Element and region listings
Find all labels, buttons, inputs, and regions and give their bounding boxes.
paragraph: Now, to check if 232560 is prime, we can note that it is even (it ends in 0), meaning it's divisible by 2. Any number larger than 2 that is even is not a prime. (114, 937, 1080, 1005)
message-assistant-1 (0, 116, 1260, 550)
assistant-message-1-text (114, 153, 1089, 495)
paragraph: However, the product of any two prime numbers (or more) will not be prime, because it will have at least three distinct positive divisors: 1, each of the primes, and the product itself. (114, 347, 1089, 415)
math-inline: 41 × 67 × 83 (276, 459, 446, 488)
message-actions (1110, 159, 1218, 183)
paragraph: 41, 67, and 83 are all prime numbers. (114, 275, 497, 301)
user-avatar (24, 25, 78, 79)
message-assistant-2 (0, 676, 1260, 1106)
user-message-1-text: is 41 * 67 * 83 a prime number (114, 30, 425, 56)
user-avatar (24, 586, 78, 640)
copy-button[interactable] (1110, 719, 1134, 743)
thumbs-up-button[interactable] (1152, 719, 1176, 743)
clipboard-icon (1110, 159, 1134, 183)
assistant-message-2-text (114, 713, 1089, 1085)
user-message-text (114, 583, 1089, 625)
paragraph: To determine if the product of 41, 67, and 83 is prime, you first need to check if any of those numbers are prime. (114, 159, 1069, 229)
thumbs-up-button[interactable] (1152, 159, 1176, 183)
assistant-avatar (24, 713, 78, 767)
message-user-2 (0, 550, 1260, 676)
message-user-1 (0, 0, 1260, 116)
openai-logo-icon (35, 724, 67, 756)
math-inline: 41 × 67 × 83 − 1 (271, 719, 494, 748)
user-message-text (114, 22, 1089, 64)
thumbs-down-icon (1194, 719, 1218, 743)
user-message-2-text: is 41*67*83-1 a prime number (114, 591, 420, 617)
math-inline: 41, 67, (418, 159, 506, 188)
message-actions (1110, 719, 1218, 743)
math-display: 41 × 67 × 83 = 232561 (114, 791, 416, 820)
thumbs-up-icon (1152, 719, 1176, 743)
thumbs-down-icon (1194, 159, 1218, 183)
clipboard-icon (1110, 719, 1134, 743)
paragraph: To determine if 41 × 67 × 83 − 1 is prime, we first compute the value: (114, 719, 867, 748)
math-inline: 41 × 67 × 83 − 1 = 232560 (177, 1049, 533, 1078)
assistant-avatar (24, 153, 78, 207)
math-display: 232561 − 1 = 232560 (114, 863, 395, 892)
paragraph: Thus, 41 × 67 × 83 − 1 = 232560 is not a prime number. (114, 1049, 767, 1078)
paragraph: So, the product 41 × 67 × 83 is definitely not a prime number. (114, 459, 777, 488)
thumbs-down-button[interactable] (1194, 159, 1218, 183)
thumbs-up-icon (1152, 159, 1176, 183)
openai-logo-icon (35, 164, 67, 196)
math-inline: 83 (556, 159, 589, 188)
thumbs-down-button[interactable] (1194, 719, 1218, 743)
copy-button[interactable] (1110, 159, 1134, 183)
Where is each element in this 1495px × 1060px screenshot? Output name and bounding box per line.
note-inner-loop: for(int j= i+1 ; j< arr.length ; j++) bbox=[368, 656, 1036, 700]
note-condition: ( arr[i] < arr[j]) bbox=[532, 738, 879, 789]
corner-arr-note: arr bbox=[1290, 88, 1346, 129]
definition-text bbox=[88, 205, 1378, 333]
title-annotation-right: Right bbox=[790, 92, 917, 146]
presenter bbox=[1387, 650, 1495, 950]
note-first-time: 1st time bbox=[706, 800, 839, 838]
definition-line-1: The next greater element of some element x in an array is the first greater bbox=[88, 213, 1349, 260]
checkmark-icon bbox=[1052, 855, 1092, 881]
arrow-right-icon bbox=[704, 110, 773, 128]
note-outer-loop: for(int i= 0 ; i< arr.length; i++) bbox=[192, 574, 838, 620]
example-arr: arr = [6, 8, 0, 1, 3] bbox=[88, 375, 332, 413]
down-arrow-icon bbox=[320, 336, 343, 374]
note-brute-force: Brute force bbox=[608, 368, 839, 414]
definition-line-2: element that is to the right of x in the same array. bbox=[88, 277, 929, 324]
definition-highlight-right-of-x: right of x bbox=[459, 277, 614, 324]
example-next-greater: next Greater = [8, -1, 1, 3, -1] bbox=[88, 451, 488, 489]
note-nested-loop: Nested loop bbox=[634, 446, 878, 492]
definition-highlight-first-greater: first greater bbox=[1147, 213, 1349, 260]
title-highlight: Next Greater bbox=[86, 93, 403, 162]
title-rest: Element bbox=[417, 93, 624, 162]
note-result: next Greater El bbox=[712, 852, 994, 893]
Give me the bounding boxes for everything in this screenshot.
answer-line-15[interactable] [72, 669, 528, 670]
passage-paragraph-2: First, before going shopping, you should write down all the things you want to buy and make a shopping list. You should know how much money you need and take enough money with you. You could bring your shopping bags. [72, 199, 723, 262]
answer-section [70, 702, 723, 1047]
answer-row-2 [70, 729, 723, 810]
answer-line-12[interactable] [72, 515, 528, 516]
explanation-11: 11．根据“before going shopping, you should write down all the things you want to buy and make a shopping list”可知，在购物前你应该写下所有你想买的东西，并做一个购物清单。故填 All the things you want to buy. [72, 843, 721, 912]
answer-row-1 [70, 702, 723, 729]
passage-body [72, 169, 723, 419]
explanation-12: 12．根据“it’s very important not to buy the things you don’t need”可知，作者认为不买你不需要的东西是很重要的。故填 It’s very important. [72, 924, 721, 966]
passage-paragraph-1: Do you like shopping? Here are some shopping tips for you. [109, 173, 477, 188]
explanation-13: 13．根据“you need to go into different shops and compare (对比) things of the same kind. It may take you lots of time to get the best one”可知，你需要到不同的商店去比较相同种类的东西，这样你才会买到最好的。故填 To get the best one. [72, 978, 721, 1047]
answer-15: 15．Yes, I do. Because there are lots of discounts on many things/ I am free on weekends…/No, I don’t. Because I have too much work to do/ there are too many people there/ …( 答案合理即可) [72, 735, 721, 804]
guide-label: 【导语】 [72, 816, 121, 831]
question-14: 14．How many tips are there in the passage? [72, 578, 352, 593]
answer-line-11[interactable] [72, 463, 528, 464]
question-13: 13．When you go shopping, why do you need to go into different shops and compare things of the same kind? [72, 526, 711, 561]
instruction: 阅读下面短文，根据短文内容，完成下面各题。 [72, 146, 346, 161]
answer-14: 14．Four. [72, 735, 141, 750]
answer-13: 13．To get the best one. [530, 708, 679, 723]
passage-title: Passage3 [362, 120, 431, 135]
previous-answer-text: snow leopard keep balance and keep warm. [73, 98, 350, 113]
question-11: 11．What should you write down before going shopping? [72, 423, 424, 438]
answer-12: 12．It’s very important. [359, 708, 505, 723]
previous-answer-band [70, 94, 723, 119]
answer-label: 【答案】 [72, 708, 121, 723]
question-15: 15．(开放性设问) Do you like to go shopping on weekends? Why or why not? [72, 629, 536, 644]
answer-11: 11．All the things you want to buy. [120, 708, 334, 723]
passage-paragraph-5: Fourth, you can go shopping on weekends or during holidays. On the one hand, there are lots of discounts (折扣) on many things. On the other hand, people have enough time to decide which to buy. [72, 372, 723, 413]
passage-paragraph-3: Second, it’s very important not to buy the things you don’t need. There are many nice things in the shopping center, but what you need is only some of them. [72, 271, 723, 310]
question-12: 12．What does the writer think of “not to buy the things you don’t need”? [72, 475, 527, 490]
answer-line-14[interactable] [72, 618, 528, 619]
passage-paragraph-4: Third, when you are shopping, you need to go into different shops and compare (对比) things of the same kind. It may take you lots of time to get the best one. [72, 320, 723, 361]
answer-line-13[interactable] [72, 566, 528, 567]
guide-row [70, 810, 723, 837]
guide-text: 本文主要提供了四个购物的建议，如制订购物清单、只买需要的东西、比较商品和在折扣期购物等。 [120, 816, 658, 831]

Task to carry out: Copy out the listing lines from the very first one through the line containing "assistant-message-1-text (114, 153, 1089, 495)", including both ends.

In response:
Find all labels, buttons, inputs, and regions and give their bounding boxes.
paragraph: Now, to check if 232560 is prime, we can note that it is even (it ends in 0), meaning it's divisible by 2. Any number larger than 2 that is even is not a prime. (114, 937, 1080, 1005)
message-assistant-1 (0, 116, 1260, 550)
assistant-message-1-text (114, 153, 1089, 495)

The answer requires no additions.